TASK GOAL >>
Write out the lines below word for word, beginning with the line containing "segment-percent: 10% [790, 659, 880, 682]" and ending with the line containing "card-body: LEVELS AND", both included.

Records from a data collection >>
[START]

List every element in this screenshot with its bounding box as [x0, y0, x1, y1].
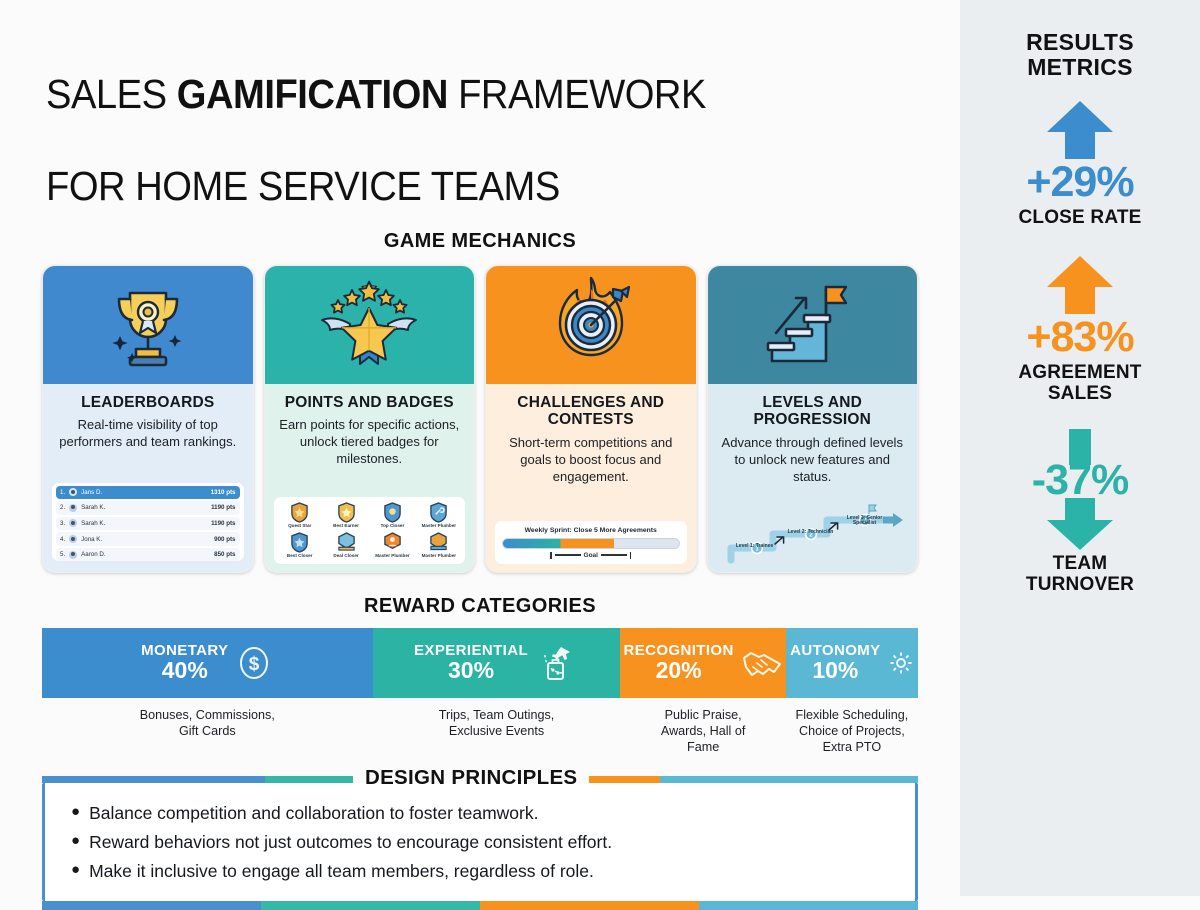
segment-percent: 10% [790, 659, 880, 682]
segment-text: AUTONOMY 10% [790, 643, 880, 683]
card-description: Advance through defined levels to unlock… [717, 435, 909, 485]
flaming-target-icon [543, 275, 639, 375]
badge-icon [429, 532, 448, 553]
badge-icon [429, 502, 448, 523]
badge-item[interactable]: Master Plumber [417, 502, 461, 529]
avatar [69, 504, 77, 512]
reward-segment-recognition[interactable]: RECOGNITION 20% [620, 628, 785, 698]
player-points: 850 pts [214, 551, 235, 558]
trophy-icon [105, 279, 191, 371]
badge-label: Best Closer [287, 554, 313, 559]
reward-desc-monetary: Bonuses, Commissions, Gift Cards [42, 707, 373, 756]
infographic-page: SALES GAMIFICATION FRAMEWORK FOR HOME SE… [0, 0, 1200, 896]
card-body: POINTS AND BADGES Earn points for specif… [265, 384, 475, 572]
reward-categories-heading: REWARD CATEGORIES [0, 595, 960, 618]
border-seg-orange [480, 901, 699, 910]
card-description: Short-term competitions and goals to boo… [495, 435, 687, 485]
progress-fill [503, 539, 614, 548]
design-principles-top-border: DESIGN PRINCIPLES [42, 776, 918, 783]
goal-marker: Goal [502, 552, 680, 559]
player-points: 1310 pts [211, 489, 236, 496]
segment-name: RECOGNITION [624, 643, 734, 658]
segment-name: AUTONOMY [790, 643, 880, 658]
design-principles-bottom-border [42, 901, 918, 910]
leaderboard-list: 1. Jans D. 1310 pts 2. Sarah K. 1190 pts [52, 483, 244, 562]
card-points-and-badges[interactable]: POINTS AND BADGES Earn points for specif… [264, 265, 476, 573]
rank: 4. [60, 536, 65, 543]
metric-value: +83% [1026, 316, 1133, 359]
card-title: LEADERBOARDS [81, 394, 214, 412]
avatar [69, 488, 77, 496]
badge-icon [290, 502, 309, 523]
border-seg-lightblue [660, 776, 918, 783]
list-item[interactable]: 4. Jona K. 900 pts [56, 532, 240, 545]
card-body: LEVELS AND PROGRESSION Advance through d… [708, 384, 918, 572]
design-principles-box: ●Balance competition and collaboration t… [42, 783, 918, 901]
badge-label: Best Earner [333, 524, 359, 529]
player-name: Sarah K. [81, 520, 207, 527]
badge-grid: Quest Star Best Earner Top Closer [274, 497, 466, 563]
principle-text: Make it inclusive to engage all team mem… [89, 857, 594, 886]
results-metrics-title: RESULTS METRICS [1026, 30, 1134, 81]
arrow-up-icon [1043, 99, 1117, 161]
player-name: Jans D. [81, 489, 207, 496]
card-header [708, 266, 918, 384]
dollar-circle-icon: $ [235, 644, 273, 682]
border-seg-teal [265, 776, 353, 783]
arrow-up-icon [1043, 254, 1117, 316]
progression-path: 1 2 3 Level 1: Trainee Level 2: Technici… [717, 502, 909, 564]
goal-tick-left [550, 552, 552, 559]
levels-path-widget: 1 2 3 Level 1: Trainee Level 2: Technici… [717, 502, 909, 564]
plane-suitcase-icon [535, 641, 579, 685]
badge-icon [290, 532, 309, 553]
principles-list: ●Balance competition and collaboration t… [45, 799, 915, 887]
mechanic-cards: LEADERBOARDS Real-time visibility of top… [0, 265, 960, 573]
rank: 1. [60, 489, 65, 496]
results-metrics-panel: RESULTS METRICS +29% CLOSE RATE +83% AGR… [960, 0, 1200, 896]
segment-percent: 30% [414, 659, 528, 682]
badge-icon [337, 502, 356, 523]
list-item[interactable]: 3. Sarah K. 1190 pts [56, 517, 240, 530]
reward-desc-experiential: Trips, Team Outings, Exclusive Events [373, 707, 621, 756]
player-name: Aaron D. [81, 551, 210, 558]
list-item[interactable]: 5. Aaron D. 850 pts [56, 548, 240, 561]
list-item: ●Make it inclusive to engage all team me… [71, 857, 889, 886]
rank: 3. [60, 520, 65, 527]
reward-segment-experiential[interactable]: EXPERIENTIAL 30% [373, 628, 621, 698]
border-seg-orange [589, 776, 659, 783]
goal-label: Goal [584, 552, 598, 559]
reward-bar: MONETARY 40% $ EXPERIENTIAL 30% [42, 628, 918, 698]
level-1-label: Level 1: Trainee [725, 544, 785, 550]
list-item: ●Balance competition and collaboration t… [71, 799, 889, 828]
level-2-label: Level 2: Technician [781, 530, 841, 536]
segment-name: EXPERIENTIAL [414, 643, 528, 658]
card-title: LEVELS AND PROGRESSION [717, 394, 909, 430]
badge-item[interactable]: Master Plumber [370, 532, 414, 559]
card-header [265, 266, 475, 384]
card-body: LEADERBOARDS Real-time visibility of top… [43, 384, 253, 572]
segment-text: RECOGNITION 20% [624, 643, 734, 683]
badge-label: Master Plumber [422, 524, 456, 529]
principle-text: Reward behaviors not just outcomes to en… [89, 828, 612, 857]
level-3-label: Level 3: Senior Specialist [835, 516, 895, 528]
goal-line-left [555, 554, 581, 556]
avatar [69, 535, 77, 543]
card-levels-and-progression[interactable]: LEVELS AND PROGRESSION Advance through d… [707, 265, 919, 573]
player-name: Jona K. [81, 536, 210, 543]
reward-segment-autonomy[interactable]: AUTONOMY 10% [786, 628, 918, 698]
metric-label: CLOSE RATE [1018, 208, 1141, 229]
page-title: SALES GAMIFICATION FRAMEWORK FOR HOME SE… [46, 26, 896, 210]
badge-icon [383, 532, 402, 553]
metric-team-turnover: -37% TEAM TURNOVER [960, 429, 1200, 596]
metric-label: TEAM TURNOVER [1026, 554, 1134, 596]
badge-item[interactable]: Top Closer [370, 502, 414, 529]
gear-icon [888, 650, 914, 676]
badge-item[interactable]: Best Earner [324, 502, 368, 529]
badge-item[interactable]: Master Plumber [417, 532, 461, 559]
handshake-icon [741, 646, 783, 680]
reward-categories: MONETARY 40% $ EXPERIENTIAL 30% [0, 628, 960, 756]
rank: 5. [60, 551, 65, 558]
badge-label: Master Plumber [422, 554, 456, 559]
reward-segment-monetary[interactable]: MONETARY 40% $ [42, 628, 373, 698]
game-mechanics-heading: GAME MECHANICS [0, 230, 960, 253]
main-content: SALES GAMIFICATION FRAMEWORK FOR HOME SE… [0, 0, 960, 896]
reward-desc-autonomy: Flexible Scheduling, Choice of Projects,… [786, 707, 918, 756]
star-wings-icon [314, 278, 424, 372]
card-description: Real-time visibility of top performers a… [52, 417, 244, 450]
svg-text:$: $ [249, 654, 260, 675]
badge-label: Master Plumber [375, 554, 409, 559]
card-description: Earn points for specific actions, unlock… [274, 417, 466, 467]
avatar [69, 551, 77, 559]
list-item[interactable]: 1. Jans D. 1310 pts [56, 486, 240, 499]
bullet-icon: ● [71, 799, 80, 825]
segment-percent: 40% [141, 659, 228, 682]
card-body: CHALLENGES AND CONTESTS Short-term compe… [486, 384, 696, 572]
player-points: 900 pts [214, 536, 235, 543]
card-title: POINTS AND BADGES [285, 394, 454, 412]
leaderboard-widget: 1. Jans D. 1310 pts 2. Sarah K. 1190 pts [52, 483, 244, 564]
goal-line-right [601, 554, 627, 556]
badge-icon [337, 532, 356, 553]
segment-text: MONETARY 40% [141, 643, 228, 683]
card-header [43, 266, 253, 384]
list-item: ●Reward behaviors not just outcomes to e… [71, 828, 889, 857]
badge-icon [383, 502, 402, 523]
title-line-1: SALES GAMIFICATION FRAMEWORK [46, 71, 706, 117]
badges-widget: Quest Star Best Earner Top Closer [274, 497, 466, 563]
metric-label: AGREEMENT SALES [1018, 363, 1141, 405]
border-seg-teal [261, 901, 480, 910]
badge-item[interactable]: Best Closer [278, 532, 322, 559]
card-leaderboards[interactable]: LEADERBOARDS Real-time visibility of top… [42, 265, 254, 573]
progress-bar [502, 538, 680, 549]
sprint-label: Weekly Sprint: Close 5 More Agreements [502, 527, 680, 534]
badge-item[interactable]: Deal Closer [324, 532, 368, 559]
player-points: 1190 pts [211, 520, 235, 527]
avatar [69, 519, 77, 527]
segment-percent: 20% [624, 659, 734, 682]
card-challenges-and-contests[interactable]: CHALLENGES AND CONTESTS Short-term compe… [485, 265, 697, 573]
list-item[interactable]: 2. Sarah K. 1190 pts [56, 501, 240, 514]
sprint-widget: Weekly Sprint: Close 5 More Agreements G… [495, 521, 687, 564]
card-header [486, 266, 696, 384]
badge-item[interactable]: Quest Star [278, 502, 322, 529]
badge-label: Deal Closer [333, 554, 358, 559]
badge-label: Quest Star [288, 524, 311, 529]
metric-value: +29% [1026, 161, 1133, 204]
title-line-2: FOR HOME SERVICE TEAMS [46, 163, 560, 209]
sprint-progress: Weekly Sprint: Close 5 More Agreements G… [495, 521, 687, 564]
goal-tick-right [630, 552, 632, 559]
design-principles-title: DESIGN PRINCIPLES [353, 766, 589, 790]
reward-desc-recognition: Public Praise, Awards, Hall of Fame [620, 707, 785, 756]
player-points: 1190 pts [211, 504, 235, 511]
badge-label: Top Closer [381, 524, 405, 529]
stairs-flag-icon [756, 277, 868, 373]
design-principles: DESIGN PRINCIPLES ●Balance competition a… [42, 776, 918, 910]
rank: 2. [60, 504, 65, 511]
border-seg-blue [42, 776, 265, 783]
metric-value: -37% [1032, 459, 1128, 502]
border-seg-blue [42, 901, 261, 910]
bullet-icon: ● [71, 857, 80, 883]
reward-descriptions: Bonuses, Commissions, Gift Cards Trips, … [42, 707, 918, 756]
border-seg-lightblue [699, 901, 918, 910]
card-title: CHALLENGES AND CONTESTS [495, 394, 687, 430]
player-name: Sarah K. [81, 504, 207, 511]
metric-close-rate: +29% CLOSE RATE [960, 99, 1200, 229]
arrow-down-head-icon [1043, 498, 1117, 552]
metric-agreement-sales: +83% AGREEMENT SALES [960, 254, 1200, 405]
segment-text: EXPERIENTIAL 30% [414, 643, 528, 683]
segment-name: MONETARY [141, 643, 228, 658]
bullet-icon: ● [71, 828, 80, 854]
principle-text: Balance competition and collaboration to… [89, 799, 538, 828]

[END]

FINISHED TASK >>
segment-percent: 10% [790, 659, 880, 682]
segment-text: AUTONOMY 10% [790, 643, 880, 683]
card-description: Advance through defined levels to unlock… [717, 435, 909, 485]
flaming-target-icon [543, 275, 639, 375]
badge-icon [429, 532, 448, 553]
badge-icon [429, 502, 448, 523]
badge-item[interactable]: Master Plumber [417, 502, 461, 529]
avatar [69, 504, 77, 512]
reward-segment-recognition[interactable]: RECOGNITION 20% [620, 628, 785, 698]
player-points: 850 pts [214, 551, 235, 558]
trophy-icon [105, 279, 191, 371]
badge-label: Best Closer [287, 554, 313, 559]
reward-desc-monetary: Bonuses, Commissions, Gift Cards [42, 707, 373, 756]
infographic-page: SALES GAMIFICATION FRAMEWORK FOR HOME SE… [0, 0, 1200, 896]
card-body: POINTS AND BADGES Earn points for specif… [265, 384, 475, 572]
reward-categories-heading: REWARD CATEGORIES [0, 595, 960, 618]
border-seg-orange [480, 901, 699, 910]
card-description: Short-term competitions and goals to boo… [495, 435, 687, 485]
progress-fill [503, 539, 614, 548]
design-principles-top-border: DESIGN PRINCIPLES [42, 776, 918, 783]
goal-marker: Goal [502, 552, 680, 559]
player-points: 1310 pts [211, 489, 236, 496]
segment-name: RECOGNITION [624, 643, 734, 658]
segment-name: AUTONOMY [790, 643, 880, 658]
design-principles-bottom-border [42, 901, 918, 910]
leaderboard-list: 1. Jans D. 1310 pts 2. Sarah K. 1190 pts [52, 483, 244, 562]
card-points-and-badges[interactable]: POINTS AND BADGES Earn points for specif… [264, 265, 476, 573]
rank: 4. [60, 536, 65, 543]
metric-value: +83% [1026, 316, 1133, 359]
card-title: LEADERBOARDS [81, 394, 214, 412]
avatar [69, 488, 77, 496]
badge-icon [290, 502, 309, 523]
border-seg-lightblue [660, 776, 918, 783]
list-item[interactable]: 4. Jona K. 900 pts [56, 532, 240, 545]
card-body: LEVELS AND PROGRESSION Advance through d… [708, 384, 918, 572]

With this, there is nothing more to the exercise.